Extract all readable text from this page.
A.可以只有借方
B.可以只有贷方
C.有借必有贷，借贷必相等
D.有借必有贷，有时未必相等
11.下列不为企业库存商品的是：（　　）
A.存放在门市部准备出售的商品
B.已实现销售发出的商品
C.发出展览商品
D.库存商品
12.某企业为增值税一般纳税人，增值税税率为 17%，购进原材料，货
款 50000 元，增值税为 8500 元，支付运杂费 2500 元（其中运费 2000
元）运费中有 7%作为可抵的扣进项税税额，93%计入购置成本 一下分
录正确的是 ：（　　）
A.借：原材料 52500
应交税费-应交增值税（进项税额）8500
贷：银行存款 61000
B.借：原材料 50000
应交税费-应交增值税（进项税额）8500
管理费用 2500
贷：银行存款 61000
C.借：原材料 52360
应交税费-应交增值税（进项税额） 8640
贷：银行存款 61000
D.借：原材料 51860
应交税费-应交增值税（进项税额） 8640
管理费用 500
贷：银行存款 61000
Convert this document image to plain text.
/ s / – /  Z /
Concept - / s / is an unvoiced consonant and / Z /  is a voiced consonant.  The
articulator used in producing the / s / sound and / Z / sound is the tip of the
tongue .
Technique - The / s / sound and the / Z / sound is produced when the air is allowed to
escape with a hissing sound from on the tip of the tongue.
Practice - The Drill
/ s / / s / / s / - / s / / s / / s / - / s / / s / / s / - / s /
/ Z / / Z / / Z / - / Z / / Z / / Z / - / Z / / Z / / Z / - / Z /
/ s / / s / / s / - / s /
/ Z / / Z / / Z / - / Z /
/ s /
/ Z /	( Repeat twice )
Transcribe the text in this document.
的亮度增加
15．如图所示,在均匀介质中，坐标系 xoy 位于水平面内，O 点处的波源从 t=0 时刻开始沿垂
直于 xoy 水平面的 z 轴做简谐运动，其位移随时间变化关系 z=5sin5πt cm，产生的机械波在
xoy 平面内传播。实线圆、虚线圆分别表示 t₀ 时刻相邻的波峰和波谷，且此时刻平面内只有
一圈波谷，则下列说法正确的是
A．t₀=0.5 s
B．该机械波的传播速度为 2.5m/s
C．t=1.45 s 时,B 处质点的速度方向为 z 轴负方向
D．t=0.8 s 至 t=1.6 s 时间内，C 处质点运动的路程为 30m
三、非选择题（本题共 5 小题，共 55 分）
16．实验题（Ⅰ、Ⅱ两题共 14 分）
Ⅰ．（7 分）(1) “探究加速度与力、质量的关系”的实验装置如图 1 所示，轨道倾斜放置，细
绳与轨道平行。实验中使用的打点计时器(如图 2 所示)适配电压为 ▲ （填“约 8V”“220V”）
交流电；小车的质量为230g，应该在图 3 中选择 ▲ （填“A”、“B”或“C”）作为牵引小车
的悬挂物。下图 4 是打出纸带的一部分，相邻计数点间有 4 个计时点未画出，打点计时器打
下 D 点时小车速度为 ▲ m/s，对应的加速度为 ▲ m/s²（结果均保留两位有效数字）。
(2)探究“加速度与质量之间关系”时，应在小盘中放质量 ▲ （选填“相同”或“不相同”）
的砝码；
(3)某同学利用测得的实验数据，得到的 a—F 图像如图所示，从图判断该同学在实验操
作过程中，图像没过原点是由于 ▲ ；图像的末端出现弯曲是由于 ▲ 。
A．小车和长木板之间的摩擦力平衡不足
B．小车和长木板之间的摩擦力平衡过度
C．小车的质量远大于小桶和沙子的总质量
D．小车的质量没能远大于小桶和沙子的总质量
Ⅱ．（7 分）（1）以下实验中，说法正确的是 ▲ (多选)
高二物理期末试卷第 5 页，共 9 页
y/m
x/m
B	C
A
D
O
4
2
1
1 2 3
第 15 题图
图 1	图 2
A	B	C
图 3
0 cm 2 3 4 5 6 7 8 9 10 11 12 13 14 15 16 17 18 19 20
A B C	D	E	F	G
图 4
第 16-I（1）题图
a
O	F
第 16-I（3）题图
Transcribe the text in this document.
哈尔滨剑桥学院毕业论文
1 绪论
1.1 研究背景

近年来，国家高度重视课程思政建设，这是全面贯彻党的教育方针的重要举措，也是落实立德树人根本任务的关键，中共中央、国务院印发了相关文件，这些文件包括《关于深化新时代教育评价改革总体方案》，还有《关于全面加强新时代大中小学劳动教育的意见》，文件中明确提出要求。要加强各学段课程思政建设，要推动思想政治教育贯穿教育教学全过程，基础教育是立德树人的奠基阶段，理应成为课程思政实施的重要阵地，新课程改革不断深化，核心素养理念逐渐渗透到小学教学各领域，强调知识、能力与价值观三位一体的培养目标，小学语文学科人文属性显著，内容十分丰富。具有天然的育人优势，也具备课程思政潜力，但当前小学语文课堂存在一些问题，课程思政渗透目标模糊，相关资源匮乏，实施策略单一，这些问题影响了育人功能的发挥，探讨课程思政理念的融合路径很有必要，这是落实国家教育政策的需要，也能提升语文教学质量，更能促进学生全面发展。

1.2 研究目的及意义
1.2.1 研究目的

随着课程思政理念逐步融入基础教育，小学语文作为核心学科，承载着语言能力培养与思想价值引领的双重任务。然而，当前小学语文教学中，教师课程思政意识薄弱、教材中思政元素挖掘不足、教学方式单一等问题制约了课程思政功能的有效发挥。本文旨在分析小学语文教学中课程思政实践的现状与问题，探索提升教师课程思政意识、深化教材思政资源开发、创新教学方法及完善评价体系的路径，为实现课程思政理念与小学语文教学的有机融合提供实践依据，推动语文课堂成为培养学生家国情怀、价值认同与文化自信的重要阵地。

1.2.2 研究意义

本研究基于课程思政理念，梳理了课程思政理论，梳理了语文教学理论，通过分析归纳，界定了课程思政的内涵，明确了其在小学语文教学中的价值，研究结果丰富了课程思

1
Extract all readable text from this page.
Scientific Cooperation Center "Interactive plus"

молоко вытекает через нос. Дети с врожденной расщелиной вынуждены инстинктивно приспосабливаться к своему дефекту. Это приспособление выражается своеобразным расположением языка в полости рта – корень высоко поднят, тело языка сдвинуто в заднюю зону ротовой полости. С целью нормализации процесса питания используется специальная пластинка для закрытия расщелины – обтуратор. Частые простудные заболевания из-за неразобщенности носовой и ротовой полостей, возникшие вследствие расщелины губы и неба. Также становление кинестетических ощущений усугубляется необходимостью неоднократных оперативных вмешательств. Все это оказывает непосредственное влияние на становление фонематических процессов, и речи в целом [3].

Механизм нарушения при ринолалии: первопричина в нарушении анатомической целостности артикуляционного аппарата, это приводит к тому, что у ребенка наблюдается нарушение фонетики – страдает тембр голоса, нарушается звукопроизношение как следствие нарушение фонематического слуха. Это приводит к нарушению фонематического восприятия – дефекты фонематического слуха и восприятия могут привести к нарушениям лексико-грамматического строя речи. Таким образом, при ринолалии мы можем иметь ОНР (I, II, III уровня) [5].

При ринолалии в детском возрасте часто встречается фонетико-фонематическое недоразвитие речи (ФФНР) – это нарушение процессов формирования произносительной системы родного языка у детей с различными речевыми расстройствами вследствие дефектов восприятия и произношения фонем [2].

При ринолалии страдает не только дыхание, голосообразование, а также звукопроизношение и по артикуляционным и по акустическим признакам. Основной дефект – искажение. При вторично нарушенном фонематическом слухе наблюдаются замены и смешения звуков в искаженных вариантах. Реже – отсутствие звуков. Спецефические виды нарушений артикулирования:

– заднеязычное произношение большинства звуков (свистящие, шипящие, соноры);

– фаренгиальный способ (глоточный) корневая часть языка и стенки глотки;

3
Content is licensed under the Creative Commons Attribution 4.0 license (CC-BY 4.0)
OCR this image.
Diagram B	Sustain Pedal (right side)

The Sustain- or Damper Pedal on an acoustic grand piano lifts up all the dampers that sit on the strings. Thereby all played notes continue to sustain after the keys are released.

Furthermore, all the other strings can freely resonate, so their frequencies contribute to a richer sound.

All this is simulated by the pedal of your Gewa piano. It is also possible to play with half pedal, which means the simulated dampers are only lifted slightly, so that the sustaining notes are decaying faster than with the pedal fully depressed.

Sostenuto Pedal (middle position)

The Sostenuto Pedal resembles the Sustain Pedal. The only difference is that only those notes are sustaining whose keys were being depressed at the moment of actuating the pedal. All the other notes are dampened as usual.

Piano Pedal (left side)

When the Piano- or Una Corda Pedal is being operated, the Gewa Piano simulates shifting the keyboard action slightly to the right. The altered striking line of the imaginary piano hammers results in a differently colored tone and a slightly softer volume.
━━━
Task details: Pull every line containing "strings" from the data.

Answer for this exercise:
The Sustain- or Damper Pedal on an acoustic grand piano lifts up all the dampers that sit on the strings. Thereby all played notes continue to sustain after the keys are released.
Furthermore, all the other strings can freely resonate, so their frequencies contribute to a richer sound.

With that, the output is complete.